Brief:
Write out all records as given; omit images.

※ ※ ※

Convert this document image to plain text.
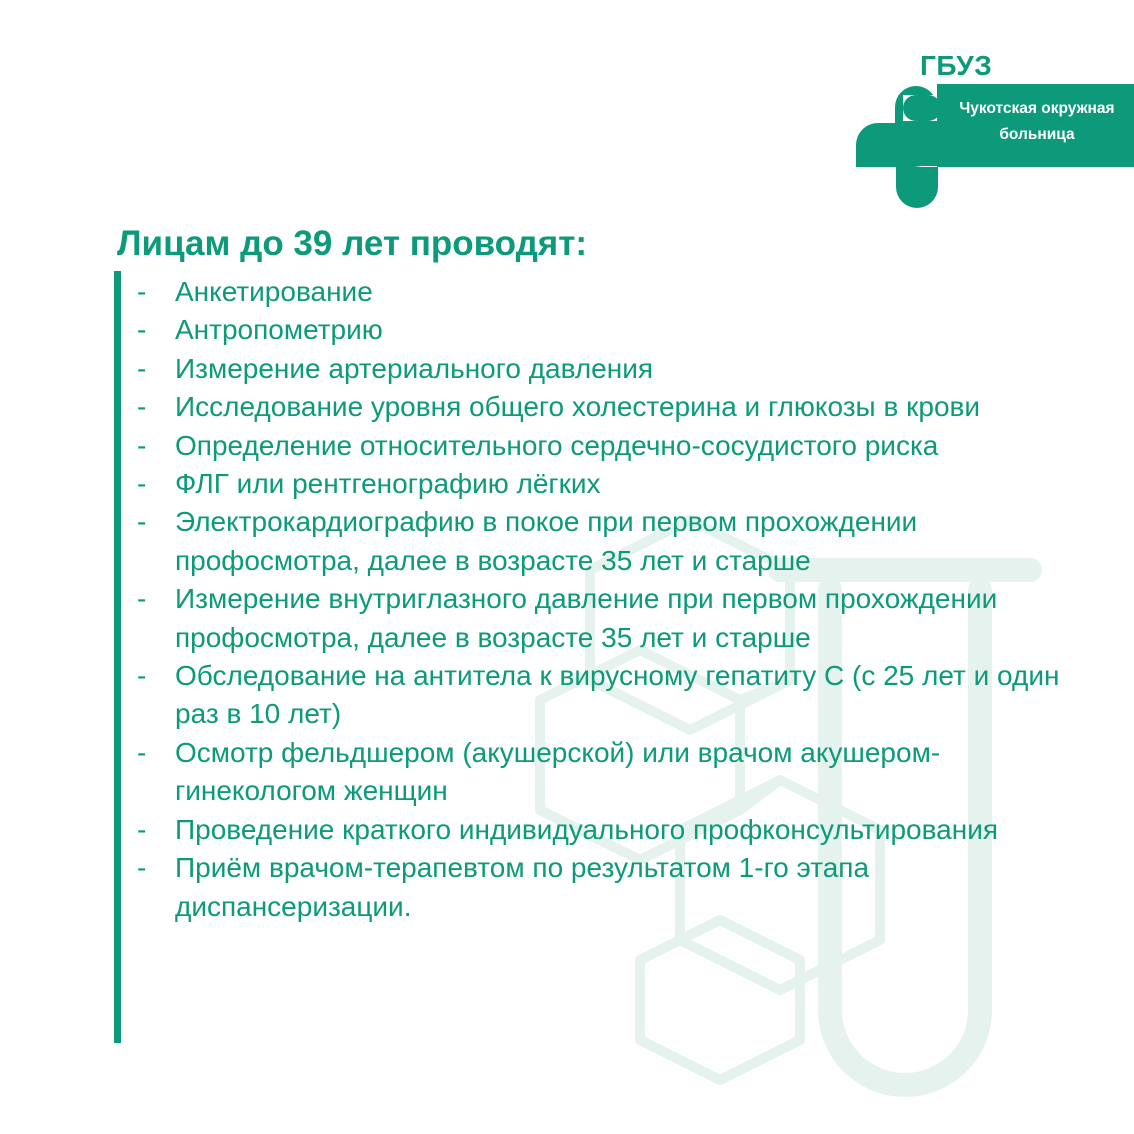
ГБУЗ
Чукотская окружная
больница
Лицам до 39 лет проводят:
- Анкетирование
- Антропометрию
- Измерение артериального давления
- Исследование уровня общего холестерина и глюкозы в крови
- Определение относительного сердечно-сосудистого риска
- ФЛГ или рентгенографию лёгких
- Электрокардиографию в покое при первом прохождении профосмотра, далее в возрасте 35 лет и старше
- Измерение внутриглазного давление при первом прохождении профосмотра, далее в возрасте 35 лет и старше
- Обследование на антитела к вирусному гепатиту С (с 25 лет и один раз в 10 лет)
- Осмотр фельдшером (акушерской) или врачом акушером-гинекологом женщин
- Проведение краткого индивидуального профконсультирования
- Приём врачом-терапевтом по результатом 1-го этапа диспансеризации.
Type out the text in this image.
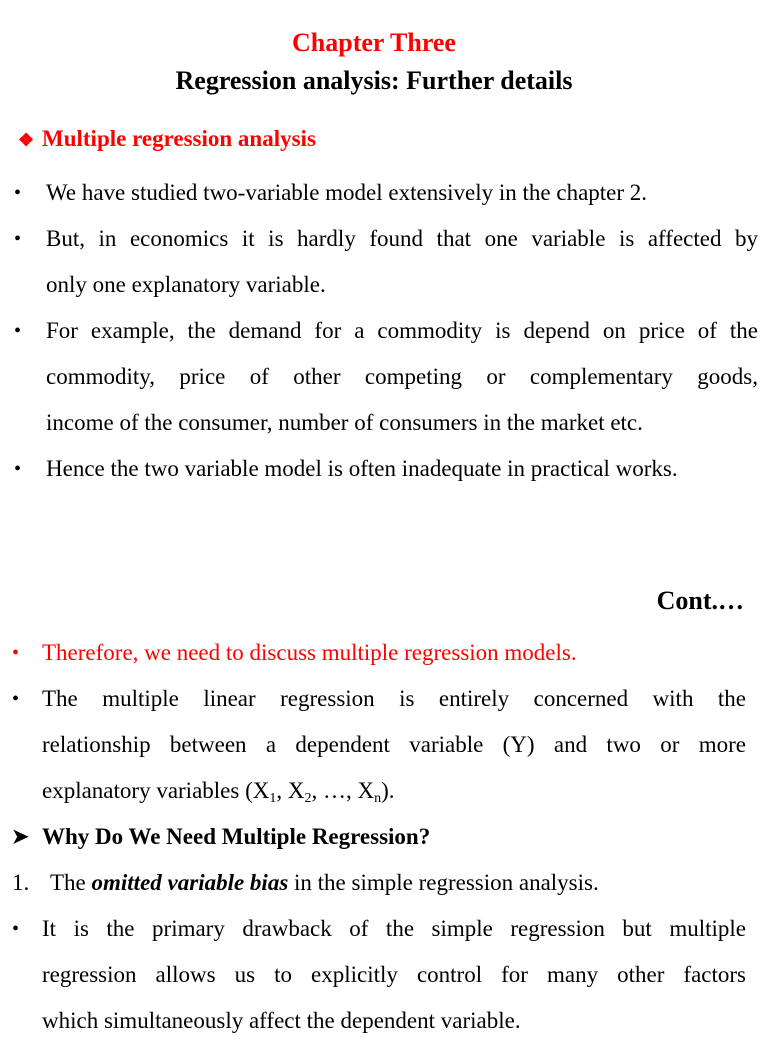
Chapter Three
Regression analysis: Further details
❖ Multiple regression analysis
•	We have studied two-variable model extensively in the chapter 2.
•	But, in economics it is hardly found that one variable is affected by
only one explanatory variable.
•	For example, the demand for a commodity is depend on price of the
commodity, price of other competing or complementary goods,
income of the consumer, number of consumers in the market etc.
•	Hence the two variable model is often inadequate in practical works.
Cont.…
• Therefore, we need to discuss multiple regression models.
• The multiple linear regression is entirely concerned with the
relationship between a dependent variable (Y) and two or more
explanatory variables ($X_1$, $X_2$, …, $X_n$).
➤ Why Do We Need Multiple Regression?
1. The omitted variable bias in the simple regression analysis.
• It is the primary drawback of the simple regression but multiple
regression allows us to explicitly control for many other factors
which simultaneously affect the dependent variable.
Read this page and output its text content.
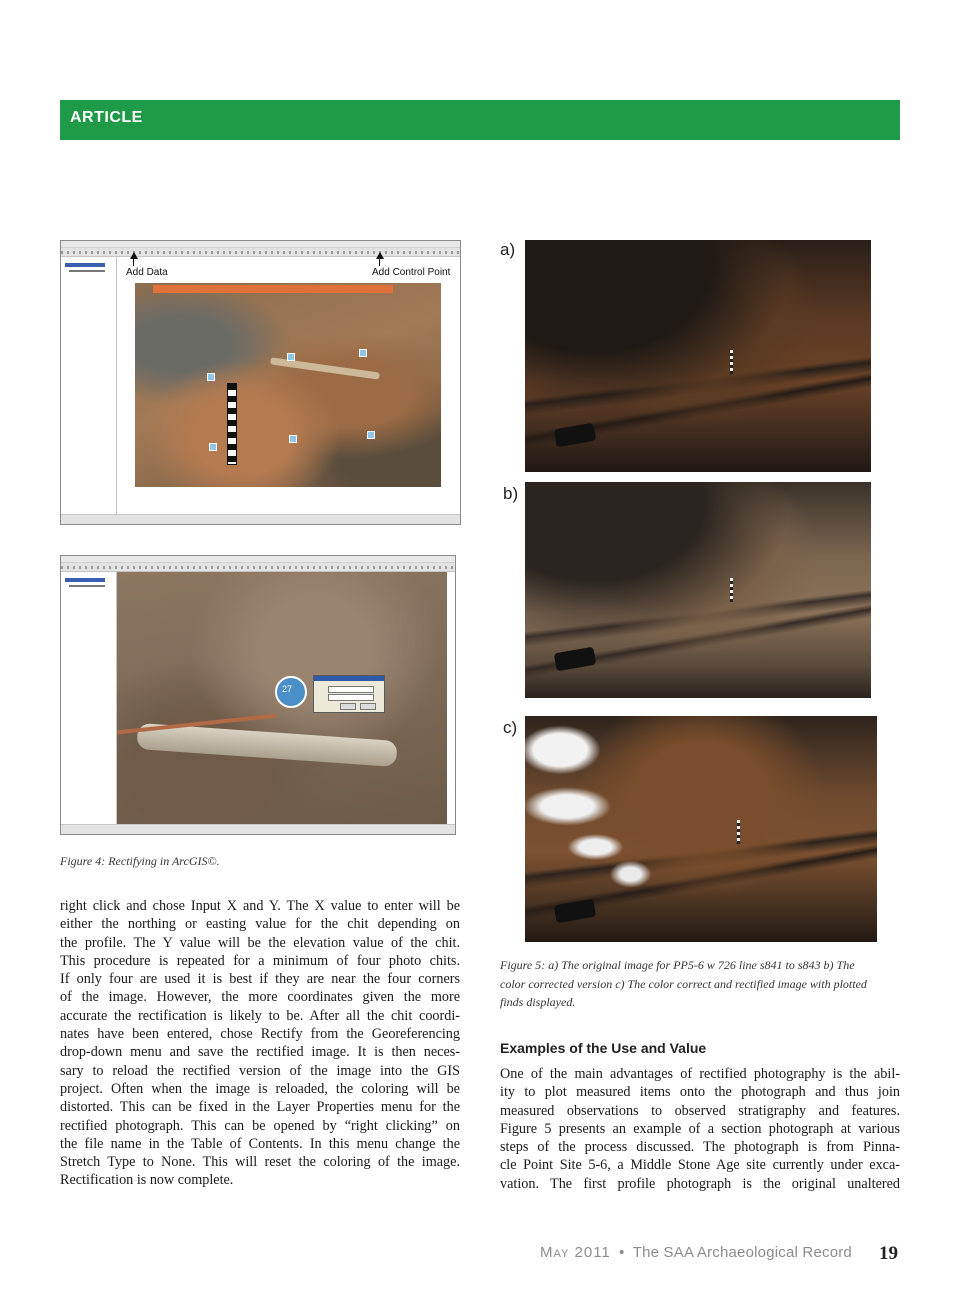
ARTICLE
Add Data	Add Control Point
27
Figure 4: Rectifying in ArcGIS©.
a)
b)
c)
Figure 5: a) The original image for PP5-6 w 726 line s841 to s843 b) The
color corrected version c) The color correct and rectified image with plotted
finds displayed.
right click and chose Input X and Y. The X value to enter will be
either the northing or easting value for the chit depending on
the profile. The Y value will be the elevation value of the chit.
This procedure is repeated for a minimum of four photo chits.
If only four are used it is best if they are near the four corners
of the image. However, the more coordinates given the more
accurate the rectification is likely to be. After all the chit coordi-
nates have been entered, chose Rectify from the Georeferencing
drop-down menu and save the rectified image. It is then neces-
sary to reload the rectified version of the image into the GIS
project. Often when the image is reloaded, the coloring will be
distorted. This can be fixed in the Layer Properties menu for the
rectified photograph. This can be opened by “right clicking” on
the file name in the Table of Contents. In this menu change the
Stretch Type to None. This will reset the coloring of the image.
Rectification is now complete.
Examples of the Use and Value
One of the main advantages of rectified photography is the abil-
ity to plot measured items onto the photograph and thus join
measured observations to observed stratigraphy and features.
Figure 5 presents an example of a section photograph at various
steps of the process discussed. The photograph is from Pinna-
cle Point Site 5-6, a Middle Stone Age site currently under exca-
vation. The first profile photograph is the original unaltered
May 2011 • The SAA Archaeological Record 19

※ ※ ※

Task answer:
Convert this document image to plain text.
ГБУЗ
Чукотская окружная
больница
Лицам до 39 лет проводят:
- Анкетирование
- Антропометрию
- Измерение артериального давления
- Исследование уровня общего холестерина и глюкозы в крови
- Определение относительного сердечно-сосудистого риска
- ФЛГ или рентгенографию лёгких
- Электрокардиографию в покое при первом прохождении профосмотра, далее в возрасте 35 лет и старше
- Измерение внутриглазного давление при первом прохождении профосмотра, далее в возрасте 35 лет и старше
- Обследование на антитела к вирусному гепатиту С (с 25 лет и один раз в 10 лет)
- Осмотр фельдшером (акушерской) или врачом акушером-гинекологом женщин
- Проведение краткого индивидуального профконсультирования
- Приём врачом-терапевтом по результатом 1-го этапа диспансеризации.
Type out the text in this image.
Chapter Three
Regression analysis: Further details
❖ Multiple regression analysis
•	We have studied two-variable model extensively in the chapter 2.
•	But, in economics it is hardly found that one variable is affected by
only one explanatory variable.
•	For example, the demand for a commodity is depend on price of the
commodity, price of other competing or complementary goods,
income of the consumer, number of consumers in the market etc.
•	Hence the two variable model is often inadequate in practical works.
Cont.…
• Therefore, we need to discuss multiple regression models.
• The multiple linear regression is entirely concerned with the
relationship between a dependent variable (Y) and two or more
explanatory variables ($X_1$, $X_2$, …, $X_n$).
➤ Why Do We Need Multiple Regression?
1. The omitted variable bias in the simple regression analysis.
• It is the primary drawback of the simple regression but multiple
regression allows us to explicitly control for many other factors
which simultaneously affect the dependent variable.
Read this page and output its text content.
ARTICLE
Add Data	Add Control Point
27
Figure 4: Rectifying in ArcGIS©.
a)
b)
c)
Figure 5: a) The original image for PP5-6 w 726 line s841 to s843 b) The
color corrected version c) The color correct and rectified image with plotted
finds displayed.
right click and chose Input X and Y. The X value to enter will be
either the northing or easting value for the chit depending on
the profile. The Y value will be the elevation value of the chit.
This procedure is repeated for a minimum of four photo chits.
If only four are used it is best if they are near the four corners
of the image. However, the more coordinates given the more
accurate the rectification is likely to be. After all the chit coordi-
nates have been entered, chose Rectify from the Georeferencing
drop-down menu and save the rectified image. It is then neces-
sary to reload the rectified version of the image into the GIS
project. Often when the image is reloaded, the coloring will be
distorted. This can be fixed in the Layer Properties menu for the
rectified photograph. This can be opened by “right clicking” on
the file name in the Table of Contents. In this menu change the
Stretch Type to None. This will reset the coloring of the image.
Rectification is now complete.
Examples of the Use and Value
One of the main advantages of rectified photography is the abil-
ity to plot measured items onto the photograph and thus join
measured observations to observed stratigraphy and features.
Figure 5 presents an example of a section photograph at various
steps of the process discussed. The photograph is from Pinna-
cle Point Site 5-6, a Middle Stone Age site currently under exca-
vation. The first profile photograph is the original unaltered
May 2011 • The SAA Archaeological Record 19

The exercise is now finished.